╭─ Source excerpt

Produced by Robert J. Hall

[Illustration I: THE THRONE OF MINOS (p. 72)]

THE SEA-KINGS

OF CRETE
BY REV. JAMES BAIKIE, F.R.A.S.
WITH 32 FULL-PAGE ILLUSTRATIONS FROM PHOTOGRAPHS
SECOND EDITION
LONDON
ADAM AND CHARLES BLACK
1913

TO MY SISTERS AND MY BROTHERS

PREFACE
The object aimed at in the following pages has been to offer to the
general reader a plain account of the wonderful investigations which
have revolutionized all ideas as to the antiquity and the level of the
earliest European culture, and to endeavour to make intelligible the
bearing and significance of the results of these investigations. In the
hope that the extraordinary resurrection of the first European
civilization may appeal to a more extended constituency than that of
professed students of ancient origins, the book has been kept as free as
possible from technicalities and the discussion of controverted points;
and throughout I have endeavoured to write for those who, while from
their school days they have loved the noble and romantic story of
Ancient Greece, have been denied the opportunity of a more thorough
study of it than comes within the limits of an ordinary education.

╰─

### Instructions
A: According to the preface above, what has the book been kept as free as possible from?
B: Extend the preface to The Sea-Kings of Crete from where it stops.

╭─ Data shown

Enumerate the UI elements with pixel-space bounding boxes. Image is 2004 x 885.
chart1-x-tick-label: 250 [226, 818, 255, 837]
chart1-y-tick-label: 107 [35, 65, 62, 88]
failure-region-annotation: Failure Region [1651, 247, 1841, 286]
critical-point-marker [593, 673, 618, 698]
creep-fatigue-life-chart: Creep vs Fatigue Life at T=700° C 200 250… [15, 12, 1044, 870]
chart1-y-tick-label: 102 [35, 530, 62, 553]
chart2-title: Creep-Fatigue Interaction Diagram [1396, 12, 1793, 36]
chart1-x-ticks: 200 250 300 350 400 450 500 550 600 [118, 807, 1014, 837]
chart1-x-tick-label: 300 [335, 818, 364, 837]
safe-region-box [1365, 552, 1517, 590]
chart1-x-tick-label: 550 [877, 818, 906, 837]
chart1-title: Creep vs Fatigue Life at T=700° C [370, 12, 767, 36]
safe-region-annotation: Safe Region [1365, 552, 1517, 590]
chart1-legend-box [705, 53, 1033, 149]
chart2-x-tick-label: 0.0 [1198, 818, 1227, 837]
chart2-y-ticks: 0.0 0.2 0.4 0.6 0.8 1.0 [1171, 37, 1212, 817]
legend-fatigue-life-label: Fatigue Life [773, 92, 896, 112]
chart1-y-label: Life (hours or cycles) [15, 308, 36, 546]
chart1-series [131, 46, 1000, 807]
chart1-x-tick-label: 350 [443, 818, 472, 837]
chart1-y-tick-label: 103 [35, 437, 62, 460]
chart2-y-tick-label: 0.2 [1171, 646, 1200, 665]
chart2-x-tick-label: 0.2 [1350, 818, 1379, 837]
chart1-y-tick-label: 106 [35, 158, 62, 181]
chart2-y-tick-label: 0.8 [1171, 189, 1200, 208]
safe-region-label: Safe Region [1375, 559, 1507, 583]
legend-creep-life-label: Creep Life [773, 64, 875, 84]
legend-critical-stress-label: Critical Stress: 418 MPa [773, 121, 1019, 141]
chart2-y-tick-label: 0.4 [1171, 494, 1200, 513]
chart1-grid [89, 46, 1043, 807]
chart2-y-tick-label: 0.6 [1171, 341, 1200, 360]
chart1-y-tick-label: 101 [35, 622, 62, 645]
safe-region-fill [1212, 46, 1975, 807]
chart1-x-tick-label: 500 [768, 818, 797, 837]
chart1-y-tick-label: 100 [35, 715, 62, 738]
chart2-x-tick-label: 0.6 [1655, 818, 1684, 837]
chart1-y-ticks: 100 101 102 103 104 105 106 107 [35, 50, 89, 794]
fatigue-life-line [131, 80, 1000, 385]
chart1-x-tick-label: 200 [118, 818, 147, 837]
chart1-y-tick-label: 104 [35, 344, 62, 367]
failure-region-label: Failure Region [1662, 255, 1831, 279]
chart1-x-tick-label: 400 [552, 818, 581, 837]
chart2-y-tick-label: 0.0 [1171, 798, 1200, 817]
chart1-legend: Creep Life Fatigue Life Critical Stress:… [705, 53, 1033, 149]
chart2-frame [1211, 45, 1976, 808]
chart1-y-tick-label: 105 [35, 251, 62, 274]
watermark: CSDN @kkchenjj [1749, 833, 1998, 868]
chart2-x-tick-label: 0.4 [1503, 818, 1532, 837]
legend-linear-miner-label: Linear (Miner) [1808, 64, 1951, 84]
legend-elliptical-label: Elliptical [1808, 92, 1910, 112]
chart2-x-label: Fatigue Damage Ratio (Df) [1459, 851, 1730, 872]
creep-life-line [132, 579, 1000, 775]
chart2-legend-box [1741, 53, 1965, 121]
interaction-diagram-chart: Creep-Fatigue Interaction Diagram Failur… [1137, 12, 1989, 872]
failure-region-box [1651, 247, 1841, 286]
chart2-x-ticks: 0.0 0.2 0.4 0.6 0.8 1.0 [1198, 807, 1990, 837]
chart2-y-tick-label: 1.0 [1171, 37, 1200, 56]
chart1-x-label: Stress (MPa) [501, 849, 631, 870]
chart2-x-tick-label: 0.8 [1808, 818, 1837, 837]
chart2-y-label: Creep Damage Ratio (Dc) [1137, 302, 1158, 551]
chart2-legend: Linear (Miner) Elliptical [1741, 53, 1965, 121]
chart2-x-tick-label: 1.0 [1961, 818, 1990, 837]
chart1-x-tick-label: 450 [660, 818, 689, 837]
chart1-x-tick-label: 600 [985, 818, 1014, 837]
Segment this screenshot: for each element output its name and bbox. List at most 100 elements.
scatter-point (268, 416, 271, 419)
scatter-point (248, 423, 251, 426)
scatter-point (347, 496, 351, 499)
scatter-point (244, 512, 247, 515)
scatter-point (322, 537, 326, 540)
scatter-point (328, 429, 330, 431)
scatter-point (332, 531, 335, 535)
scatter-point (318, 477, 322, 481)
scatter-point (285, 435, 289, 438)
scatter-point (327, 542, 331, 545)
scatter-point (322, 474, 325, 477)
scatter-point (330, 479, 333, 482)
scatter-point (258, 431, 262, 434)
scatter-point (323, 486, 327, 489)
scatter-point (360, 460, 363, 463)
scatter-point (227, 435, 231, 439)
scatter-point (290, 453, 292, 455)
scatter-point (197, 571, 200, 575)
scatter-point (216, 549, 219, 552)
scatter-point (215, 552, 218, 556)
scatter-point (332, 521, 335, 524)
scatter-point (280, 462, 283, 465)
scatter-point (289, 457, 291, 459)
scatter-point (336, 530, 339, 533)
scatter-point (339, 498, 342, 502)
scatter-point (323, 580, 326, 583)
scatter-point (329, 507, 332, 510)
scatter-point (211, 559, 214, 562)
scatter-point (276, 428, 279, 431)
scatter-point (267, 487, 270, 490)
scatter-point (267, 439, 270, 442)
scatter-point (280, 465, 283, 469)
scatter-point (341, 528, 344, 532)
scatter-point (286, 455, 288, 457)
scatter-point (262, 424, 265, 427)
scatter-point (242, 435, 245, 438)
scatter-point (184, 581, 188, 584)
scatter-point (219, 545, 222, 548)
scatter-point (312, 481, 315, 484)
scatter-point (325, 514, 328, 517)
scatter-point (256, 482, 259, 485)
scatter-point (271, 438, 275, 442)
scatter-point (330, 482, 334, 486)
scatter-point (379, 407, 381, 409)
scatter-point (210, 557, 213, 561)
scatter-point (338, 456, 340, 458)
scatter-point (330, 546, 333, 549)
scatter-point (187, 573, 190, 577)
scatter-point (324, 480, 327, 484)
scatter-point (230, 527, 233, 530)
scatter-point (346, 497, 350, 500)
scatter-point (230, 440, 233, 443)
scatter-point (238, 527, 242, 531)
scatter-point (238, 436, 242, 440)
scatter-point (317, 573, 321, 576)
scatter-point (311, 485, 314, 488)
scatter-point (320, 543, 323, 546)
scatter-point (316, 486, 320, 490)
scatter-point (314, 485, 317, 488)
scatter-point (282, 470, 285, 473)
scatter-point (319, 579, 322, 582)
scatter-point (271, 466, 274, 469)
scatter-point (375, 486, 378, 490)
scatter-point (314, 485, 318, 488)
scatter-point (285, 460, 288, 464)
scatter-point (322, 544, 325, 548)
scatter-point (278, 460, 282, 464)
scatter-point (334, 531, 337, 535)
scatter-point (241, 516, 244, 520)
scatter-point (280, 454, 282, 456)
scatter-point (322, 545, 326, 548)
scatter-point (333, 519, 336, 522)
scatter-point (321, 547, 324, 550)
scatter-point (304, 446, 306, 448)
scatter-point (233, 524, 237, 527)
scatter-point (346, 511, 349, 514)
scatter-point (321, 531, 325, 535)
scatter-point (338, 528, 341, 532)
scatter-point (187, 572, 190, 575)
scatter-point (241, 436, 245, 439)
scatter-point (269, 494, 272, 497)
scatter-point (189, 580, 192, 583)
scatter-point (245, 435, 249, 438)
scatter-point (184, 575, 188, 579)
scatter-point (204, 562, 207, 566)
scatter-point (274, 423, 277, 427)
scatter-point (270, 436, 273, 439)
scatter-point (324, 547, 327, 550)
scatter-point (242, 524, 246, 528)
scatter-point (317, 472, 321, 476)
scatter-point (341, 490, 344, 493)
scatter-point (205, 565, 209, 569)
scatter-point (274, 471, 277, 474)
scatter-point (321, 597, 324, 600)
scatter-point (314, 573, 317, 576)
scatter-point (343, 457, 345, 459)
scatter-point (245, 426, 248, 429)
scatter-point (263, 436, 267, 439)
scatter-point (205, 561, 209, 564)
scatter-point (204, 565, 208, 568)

╰─

### Solved problems
A: Technicalities and the discussion of controverted points.

B:
In the first chapter this standpoint may seem to have been unduly
emphasized, and the retelling of the ancient legends may be accounted
mere surplusage. Such, no doubt, it will be to some readers, but perhaps
they may be balanced by others whose recollection of the great stories

of Classic Greece has grown a little faint with the lapse of years, and
who are not unwilling to have it prompted again. Reference to the
legends was in any case unavoidable, since one of the most remarkable
results of the explorations has been the disclosure of the solid basis of
historic fact on which they rested; and, if the book was to accomplish
its purpose for the readers for whom it was designed, reference seemed
almost necessarily to involve retelling.
I have to acknowledge extensive obligations to the writings and reports
of the various investigators who have accomplished so wonderful a
resurrection of this ancient world. My debt to the works of Dr. A. J.
Evans will be manifest to all who have any acquaintance with the
subject; but to such authors as Mrs. H. B. Hawes, Dr. Mackenzie,
Professors Burrows, Murray, and Browne, and Messrs. D. G. Hogarth
and H. R. Hall, to name only a few among many, my obligations are
only less than to the acknowledged chief of Cretan explorers.
To the Rev. James Kennedy, D.D., librarian of the New College,
Edinburgh, and to the Rev. C. J. M. Middleton, M.A., Crailing, my
thanks are due for invaluable help afforded in the collection of material,
and I have been not less indebted to Mr. A. Brown, Galashiels, and to
Messrs. C. H. Brown and C. R. A. Howden, Edinburgh, and others, for
their assistance in the preparation of the illustrations. To Mr. A. Brown
in particular are due plates II., III., IV., V., IX., X., XV., XVI., XX.,
XXIII., XXIV., and XXV.; and to Messrs. C. H. Brown and C. R. A.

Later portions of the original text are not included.